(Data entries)
◇ ◇ ◇ ◇ ◇ ◇ ◇

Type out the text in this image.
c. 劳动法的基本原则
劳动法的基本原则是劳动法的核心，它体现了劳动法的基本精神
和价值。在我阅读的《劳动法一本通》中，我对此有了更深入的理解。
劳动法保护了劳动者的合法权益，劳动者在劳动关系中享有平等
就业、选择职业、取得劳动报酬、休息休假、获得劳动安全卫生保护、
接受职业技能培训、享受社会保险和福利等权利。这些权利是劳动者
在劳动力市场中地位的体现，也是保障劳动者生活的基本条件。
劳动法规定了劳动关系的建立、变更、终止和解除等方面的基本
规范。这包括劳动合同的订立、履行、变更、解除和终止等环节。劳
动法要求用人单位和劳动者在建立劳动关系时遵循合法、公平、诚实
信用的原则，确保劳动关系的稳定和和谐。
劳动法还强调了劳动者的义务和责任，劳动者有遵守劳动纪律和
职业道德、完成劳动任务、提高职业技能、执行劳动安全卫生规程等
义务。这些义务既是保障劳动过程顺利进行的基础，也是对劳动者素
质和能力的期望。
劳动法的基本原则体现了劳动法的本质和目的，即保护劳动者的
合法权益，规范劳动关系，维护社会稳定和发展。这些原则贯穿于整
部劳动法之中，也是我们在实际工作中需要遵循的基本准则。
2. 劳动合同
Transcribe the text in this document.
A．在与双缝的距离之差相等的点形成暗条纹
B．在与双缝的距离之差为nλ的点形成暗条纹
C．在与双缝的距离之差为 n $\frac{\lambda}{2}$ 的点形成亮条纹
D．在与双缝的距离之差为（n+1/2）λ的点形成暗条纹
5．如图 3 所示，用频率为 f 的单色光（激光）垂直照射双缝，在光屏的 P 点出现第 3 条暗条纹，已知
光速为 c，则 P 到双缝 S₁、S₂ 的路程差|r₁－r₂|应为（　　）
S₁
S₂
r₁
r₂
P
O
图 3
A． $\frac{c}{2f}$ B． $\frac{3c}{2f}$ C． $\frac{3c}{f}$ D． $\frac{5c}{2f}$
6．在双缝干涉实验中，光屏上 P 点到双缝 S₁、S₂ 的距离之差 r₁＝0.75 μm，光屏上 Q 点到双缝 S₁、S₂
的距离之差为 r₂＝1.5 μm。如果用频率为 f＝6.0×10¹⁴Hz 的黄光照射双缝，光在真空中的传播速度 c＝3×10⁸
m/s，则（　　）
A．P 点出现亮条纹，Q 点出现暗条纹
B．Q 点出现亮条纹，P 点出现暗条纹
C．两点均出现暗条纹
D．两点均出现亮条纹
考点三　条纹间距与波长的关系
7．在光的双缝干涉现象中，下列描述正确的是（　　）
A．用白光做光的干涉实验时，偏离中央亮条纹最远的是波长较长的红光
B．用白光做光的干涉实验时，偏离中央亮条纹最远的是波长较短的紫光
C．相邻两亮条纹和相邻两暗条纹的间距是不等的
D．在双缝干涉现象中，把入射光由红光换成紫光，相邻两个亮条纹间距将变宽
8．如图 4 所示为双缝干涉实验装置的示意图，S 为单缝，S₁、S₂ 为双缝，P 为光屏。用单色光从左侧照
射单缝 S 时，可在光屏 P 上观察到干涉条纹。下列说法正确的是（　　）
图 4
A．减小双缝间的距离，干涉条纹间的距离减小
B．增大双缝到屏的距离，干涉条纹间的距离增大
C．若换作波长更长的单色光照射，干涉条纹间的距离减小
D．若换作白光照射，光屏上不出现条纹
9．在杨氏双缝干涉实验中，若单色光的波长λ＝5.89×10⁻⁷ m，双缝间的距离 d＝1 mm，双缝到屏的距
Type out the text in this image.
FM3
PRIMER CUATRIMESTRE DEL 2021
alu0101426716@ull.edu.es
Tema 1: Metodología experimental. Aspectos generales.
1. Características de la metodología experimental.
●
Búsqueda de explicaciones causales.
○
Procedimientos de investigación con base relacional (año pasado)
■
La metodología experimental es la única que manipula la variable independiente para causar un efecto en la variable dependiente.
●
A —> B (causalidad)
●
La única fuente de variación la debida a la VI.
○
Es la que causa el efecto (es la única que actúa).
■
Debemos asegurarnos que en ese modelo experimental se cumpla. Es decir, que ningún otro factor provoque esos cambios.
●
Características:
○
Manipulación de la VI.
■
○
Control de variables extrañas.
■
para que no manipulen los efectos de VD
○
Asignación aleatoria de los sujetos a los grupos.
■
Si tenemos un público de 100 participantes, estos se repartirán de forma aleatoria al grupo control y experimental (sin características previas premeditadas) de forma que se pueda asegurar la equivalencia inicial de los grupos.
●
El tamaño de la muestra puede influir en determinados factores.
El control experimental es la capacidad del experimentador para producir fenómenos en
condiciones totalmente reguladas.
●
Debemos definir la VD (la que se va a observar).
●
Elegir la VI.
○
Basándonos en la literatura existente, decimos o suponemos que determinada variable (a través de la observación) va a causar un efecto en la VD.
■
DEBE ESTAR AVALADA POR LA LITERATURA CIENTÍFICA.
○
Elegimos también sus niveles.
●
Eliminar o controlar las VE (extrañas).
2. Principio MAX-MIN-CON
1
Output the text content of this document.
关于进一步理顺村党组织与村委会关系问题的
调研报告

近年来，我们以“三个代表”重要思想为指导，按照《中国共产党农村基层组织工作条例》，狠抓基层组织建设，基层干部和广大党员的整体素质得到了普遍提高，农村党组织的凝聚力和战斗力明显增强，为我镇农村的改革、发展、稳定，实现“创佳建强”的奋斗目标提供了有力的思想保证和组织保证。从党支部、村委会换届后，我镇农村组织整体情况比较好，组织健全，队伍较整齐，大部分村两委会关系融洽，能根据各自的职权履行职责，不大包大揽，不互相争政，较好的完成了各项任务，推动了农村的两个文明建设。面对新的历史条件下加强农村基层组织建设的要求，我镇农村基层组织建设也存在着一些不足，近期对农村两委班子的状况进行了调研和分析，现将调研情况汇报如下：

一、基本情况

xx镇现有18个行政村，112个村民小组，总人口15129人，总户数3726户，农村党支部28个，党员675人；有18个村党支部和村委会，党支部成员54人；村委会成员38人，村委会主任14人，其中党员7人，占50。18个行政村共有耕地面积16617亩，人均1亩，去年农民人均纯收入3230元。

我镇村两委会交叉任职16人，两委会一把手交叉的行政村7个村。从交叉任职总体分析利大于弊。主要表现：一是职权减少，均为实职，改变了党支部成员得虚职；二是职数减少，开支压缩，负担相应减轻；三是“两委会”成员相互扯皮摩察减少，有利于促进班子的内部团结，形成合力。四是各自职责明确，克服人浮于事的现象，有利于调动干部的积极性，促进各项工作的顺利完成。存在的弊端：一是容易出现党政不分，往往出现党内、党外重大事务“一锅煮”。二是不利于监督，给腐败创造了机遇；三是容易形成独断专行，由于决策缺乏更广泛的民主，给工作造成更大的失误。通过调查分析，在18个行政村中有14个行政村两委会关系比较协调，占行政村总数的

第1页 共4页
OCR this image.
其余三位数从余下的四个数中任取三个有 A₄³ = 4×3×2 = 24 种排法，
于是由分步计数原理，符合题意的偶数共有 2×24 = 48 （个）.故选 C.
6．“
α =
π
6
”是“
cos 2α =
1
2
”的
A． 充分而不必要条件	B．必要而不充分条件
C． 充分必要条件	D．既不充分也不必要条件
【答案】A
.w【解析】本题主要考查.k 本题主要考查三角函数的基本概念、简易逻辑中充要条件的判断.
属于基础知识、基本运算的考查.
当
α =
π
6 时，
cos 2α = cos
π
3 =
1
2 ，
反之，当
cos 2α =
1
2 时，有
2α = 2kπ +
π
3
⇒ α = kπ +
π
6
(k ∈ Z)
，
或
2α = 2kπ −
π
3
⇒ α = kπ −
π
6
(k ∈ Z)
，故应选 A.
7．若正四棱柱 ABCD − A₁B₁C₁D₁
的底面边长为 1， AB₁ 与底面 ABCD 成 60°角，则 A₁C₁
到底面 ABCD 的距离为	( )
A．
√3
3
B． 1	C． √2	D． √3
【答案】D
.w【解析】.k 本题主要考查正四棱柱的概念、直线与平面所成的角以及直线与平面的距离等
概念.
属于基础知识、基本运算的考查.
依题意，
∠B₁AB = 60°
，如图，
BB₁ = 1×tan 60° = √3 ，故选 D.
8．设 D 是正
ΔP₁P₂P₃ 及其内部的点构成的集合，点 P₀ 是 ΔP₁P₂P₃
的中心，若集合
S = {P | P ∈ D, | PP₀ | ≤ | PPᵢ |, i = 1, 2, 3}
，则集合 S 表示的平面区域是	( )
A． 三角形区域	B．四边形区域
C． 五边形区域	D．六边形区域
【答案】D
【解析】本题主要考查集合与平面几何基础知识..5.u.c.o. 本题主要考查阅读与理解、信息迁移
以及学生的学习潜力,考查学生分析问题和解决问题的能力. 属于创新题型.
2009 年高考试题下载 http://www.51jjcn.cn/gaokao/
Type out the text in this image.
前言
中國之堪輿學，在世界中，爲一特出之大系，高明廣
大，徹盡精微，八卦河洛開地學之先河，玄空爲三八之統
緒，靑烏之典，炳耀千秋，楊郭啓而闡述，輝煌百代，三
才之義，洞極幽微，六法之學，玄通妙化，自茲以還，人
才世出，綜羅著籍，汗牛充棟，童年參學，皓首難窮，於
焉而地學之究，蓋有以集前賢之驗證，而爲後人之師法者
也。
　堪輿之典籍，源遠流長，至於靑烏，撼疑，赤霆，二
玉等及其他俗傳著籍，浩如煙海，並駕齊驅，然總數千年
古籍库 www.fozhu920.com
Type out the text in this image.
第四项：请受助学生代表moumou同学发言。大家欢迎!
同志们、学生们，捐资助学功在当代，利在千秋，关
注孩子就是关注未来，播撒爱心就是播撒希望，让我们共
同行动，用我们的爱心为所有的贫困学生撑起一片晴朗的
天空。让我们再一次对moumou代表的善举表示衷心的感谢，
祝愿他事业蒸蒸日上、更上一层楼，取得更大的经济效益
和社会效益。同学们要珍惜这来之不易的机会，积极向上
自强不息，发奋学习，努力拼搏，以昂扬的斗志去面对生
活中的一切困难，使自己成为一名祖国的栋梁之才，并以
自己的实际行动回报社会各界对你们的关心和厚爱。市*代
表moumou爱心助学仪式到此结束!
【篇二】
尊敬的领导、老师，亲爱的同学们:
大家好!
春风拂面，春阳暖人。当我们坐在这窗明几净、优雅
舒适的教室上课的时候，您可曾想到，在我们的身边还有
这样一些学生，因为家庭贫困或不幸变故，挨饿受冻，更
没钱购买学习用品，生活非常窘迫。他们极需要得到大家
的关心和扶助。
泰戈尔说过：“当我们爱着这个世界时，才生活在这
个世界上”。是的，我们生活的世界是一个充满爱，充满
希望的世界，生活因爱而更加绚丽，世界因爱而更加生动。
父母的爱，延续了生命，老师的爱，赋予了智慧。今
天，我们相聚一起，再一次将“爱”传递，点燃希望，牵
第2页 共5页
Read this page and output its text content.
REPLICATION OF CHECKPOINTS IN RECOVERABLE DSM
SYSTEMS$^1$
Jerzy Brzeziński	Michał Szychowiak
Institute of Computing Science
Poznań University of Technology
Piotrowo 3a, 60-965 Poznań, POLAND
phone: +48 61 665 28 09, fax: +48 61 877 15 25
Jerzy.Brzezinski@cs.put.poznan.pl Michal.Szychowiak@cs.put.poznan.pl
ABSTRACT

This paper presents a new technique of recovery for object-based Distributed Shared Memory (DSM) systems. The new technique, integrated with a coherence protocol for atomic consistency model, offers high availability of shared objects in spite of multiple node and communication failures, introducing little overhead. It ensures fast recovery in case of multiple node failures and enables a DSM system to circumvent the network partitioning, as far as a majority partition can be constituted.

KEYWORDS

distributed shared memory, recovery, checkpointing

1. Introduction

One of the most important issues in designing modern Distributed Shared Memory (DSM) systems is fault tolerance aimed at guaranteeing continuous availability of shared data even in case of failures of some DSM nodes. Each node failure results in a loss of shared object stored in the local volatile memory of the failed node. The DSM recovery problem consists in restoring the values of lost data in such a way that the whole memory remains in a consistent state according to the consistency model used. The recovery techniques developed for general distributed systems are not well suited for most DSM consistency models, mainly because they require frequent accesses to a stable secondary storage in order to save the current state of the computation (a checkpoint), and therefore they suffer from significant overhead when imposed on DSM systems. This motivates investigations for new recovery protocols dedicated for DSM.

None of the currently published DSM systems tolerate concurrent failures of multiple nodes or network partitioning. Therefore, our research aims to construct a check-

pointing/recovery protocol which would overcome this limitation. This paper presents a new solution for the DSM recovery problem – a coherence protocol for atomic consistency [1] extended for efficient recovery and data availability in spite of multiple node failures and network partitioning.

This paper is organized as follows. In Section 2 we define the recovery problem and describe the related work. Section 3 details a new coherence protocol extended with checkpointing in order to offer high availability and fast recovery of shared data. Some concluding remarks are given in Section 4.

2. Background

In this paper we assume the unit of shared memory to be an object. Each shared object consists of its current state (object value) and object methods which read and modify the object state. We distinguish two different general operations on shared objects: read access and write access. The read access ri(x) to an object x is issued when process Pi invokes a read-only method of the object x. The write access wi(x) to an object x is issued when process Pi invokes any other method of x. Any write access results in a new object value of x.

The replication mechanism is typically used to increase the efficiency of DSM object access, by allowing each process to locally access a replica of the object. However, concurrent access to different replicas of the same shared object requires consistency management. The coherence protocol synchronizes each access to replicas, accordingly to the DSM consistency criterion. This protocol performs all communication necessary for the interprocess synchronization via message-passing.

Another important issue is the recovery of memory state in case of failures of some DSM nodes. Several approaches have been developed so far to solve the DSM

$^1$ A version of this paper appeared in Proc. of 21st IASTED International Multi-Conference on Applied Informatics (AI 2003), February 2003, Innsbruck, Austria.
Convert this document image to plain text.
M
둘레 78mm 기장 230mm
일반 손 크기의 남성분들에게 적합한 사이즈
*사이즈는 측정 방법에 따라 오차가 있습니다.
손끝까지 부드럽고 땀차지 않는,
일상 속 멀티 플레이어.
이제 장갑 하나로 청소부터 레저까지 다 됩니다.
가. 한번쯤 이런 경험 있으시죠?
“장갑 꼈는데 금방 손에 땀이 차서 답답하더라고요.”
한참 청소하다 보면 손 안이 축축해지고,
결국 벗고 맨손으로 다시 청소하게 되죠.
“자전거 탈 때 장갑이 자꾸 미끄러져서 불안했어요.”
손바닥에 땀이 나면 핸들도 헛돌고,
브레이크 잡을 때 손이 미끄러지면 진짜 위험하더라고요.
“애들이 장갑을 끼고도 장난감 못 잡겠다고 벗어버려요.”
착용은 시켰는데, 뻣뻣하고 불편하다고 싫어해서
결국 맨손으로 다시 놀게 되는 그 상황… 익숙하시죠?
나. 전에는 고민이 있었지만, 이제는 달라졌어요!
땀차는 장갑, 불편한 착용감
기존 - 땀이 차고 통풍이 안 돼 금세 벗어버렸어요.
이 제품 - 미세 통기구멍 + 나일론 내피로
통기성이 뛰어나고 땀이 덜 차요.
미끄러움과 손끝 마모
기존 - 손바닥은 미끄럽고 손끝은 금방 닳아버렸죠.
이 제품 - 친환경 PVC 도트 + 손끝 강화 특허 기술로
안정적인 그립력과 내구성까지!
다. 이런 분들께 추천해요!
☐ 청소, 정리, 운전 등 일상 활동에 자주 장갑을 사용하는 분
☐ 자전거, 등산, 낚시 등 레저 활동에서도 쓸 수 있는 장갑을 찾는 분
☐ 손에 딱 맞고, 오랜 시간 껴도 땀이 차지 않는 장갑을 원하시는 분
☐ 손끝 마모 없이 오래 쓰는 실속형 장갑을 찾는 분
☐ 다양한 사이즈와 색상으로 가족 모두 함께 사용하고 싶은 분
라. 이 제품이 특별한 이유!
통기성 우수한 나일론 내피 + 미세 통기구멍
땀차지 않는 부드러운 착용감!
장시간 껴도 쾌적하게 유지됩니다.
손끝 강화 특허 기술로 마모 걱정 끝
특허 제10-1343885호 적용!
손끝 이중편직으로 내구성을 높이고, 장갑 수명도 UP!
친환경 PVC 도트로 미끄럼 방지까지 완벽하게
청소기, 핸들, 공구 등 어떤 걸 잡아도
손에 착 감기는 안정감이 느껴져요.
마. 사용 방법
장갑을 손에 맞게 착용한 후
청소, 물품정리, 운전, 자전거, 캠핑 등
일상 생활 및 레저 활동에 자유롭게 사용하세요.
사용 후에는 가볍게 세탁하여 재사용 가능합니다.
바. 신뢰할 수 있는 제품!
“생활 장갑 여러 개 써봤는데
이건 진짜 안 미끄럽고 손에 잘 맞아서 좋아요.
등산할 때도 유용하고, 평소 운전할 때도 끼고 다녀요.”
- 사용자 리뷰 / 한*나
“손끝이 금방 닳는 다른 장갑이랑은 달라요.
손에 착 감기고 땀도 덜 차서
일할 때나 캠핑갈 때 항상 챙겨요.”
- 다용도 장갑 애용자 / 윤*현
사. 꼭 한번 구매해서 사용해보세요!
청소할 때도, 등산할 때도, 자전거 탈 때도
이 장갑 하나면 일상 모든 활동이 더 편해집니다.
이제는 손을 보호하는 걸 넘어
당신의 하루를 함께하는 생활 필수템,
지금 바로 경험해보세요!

◇ ◇ ◇ ◇ ◇ ◇ ◇

*What is being asked:* Which lines hold the string "extended"? Copy all of them from the data above.

*Completed task:*
pointing/recovery protocol which would overcome this limitation. This paper presents a new solution for the DSM recovery problem – a coherence protocol for atomic consistency [1] extended for efficient recovery and data availability in spite of multiple node failures and network partitioning.
This paper is organized as follows. In Section 2 we define the recovery problem and describe the related work. Section 3 details a new coherence protocol extended with checkpointing in order to offer high availability and fast recovery of shared data. Some concluding remarks are given in Section 4.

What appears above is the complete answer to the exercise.